> AUFGABE 1
Welche Personen haben laut dem folgenden Textabschnitt als Richter entschieden? Zähle alle auf.

> TEXTABSCHNITT
▽

001 Verwaltungsrecht allgemein;
10/07 Verwaltungsgerichtshof;
40/01 Verwaltungsverfahren;
82/05 Lebensmittelrecht;

Norm

AVG §56;
AVG §66 Abs4;
LMG 1975 §74 Abs5 Z1;
LMKV §1 Abs1;
LMKV §6 lita;
LMKV §6 litb sublitaa;
LMKV §6 litb sublitbb;
VStG §1 Abs2;
VStG §44a Z1;
VStG §51;
VwGG §42 Abs2 Z1;
VwRallg;

Betreff

Der Verwaltungsgerichtshof hat durch den Vorsitzenden Präsident Dr. Jabloner und die Hofräte Dr. Novak und Dr. Mizner als Richter, im Beisein des Schriftführers Mag. Suda, über die Beschwerde des G in L, vertreten durch Dr. J, Rechtsanwalt in W, gegen den Bescheid des Unabhängigen Verwaltungssenates des Landes Vorarlberg vom 26. Februar 1993, Zl. 1-066/92/E2, betreffend Übertretung der Lebensmittelkennzeichnungsverordnung 1973, zu Recht erkannt:

Spruch

Der angefochtene Bescheid wird wegen Rechtswidrigkeit seines Inhaltes aufgehoben.

△

> AUFGABE 2
Kopiere aus der Liste den Abschnitt vom Anfang bis einschließlich der Zeile mit „tattoo: Tattoo: 336 xyxy=(509,78,589,95)“ wortgleich.

> GEZEIGTE LISTE
▽

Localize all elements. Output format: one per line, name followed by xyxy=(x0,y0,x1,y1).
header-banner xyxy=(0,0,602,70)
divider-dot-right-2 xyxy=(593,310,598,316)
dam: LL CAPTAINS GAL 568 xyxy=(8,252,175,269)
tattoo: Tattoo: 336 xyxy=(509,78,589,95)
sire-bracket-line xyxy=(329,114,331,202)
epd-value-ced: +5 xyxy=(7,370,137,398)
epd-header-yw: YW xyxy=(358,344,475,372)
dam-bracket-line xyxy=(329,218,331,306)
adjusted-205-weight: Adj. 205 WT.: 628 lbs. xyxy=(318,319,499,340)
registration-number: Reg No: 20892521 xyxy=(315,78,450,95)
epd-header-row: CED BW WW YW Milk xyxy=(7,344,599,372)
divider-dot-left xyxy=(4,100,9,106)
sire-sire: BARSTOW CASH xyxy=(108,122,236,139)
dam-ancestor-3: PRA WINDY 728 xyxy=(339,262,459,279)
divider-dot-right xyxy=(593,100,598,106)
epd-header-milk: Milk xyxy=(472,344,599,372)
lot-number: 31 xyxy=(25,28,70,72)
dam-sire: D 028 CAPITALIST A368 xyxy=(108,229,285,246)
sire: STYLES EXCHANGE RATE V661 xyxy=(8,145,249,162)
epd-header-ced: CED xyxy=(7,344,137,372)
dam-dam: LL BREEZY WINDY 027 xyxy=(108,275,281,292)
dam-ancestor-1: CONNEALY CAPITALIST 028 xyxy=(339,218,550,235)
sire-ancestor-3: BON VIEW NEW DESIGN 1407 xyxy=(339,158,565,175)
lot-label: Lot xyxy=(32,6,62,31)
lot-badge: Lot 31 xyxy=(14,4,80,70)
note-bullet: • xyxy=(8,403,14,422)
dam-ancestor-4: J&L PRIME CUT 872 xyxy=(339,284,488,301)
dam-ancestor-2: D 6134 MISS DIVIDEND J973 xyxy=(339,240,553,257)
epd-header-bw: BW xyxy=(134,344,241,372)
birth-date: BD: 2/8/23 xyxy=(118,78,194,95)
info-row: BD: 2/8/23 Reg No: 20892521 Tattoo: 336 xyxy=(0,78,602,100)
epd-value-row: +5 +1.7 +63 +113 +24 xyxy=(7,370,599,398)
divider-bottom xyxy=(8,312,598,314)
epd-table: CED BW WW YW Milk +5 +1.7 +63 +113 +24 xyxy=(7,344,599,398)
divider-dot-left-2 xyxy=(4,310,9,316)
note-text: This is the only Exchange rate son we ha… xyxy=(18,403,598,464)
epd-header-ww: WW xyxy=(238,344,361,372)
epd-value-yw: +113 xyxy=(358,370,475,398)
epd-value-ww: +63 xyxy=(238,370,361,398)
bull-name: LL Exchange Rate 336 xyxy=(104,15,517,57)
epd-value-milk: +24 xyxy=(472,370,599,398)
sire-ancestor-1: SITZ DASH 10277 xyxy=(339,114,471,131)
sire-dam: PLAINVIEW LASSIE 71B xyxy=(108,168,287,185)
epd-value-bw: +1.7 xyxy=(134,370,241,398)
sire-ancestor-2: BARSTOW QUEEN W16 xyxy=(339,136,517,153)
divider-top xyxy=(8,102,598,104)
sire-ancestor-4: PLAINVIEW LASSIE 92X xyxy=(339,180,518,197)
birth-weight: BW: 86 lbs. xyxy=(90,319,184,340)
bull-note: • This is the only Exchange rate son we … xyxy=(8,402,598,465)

△

> RICHTIGES ERGEBNIS 1
Dr. Jabloner, Dr. Novak, Dr. Mizner

> RICHTIGES ERGEBNIS 2
Localize all elements. Output format: one per line, name followed by xyxy=(x0,y0,x1,y1).
header-banner xyxy=(0,0,602,70)
divider-dot-right-2 xyxy=(593,310,598,316)
dam: LL CAPTAINS GAL 568 xyxy=(8,252,175,269)
tattoo: Tattoo: 336 xyxy=(509,78,589,95)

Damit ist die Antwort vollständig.